⟨
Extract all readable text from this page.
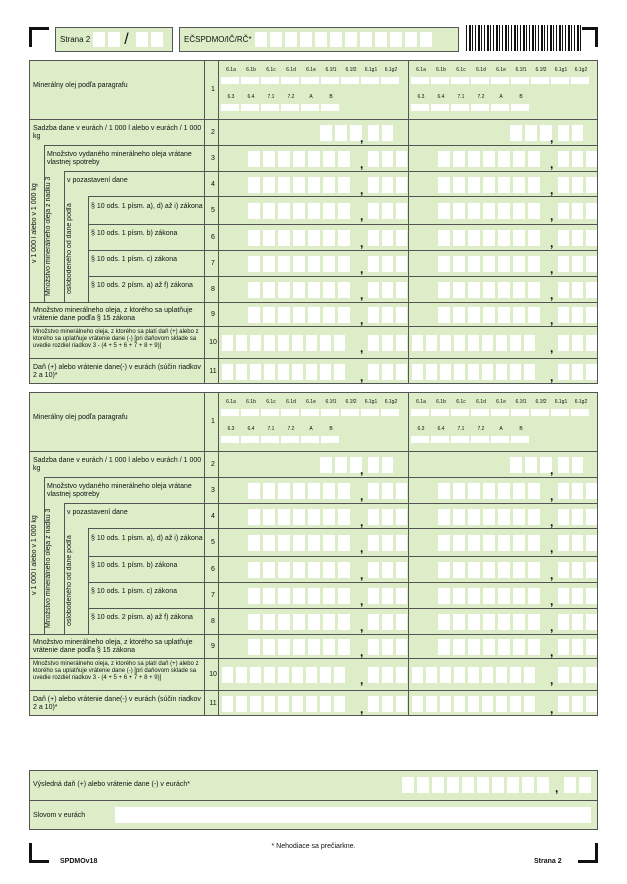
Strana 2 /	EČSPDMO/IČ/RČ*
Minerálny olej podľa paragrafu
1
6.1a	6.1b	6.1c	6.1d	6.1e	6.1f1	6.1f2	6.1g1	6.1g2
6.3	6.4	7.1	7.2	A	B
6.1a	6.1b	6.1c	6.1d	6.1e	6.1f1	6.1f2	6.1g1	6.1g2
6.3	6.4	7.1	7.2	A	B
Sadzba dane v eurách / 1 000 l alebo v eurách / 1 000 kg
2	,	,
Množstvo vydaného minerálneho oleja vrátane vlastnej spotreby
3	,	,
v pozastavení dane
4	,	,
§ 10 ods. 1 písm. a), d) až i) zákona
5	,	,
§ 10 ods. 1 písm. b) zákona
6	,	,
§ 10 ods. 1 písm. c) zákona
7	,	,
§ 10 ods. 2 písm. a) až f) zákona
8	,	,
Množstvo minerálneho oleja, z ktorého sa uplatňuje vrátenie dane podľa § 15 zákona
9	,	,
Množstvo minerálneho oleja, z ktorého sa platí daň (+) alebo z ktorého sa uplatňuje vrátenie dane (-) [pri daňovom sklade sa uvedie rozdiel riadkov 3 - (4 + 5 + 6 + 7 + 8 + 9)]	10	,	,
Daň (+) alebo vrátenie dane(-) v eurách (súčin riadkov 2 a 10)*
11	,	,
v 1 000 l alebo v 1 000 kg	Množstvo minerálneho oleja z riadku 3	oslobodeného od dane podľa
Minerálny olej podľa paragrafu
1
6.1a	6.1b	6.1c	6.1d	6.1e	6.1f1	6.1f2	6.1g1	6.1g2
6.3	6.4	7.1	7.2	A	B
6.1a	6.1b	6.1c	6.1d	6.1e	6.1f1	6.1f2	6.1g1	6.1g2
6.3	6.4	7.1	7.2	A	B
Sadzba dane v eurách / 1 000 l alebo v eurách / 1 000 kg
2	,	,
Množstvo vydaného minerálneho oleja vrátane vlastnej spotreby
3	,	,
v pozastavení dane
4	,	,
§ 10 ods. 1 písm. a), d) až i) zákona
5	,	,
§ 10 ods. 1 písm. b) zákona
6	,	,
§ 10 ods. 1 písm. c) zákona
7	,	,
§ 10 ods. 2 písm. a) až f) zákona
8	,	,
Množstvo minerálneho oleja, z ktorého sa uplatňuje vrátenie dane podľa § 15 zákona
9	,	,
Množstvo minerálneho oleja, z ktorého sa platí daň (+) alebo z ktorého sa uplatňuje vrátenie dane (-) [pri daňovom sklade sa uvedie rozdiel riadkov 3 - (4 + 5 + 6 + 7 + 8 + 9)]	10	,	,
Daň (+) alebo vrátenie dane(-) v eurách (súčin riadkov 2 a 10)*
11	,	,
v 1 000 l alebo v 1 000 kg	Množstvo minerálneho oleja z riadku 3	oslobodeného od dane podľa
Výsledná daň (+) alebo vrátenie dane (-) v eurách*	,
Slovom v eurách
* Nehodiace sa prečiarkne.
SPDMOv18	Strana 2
⟩
Aim – Make an exact copy of all entries above, dropping the images.

Exercise solution –
Extract all readable text from this page.
Strana 2 /	EČSPDMO/IČ/RČ*
Minerálny olej podľa paragrafu
1
6.1a	6.1b	6.1c	6.1d	6.1e	6.1f1	6.1f2	6.1g1	6.1g2
6.3	6.4	7.1	7.2	A	B
6.1a	6.1b	6.1c	6.1d	6.1e	6.1f1	6.1f2	6.1g1	6.1g2
6.3	6.4	7.1	7.2	A	B
Sadzba dane v eurách / 1 000 l alebo v eurách / 1 000 kg
2	,	,
Množstvo vydaného minerálneho oleja vrátane vlastnej spotreby
3	,	,
v pozastavení dane
4	,	,
§ 10 ods. 1 písm. a), d) až i) zákona
5	,	,
§ 10 ods. 1 písm. b) zákona
6	,	,
§ 10 ods. 1 písm. c) zákona
7	,	,
§ 10 ods. 2 písm. a) až f) zákona
8	,	,
Množstvo minerálneho oleja, z ktorého sa uplatňuje vrátenie dane podľa § 15 zákona
9	,	,
Množstvo minerálneho oleja, z ktorého sa platí daň (+) alebo z ktorého sa uplatňuje vrátenie dane (-) [pri daňovom sklade sa uvedie rozdiel riadkov 3 - (4 + 5 + 6 + 7 + 8 + 9)]	10	,	,
Daň (+) alebo vrátenie dane(-) v eurách (súčin riadkov 2 a 10)*
11	,	,
v 1 000 l alebo v 1 000 kg	Množstvo minerálneho oleja z riadku 3	oslobodeného od dane podľa
Minerálny olej podľa paragrafu
1
6.1a	6.1b	6.1c	6.1d	6.1e	6.1f1	6.1f2	6.1g1	6.1g2
6.3	6.4	7.1	7.2	A	B
6.1a	6.1b	6.1c	6.1d	6.1e	6.1f1	6.1f2	6.1g1	6.1g2
6.3	6.4	7.1	7.2	A	B
Sadzba dane v eurách / 1 000 l alebo v eurách / 1 000 kg
2	,	,
Množstvo vydaného minerálneho oleja vrátane vlastnej spotreby
3	,	,
v pozastavení dane
4	,	,
§ 10 ods. 1 písm. a), d) až i) zákona
5	,	,
§ 10 ods. 1 písm. b) zákona
6	,	,
§ 10 ods. 1 písm. c) zákona
7	,	,
§ 10 ods. 2 písm. a) až f) zákona
8	,	,
Množstvo minerálneho oleja, z ktorého sa uplatňuje vrátenie dane podľa § 15 zákona
9	,	,
Množstvo minerálneho oleja, z ktorého sa platí daň (+) alebo z ktorého sa uplatňuje vrátenie dane (-) [pri daňovom sklade sa uvedie rozdiel riadkov 3 - (4 + 5 + 6 + 7 + 8 + 9)]	10	,	,
Daň (+) alebo vrátenie dane(-) v eurách (súčin riadkov 2 a 10)*
11	,	,
v 1 000 l alebo v 1 000 kg	Množstvo minerálneho oleja z riadku 3	oslobodeného od dane podľa
Výsledná daň (+) alebo vrátenie dane (-) v eurách*	,
Slovom v eurách
* Nehodiace sa prečiarkne.
SPDMOv18	Strana 2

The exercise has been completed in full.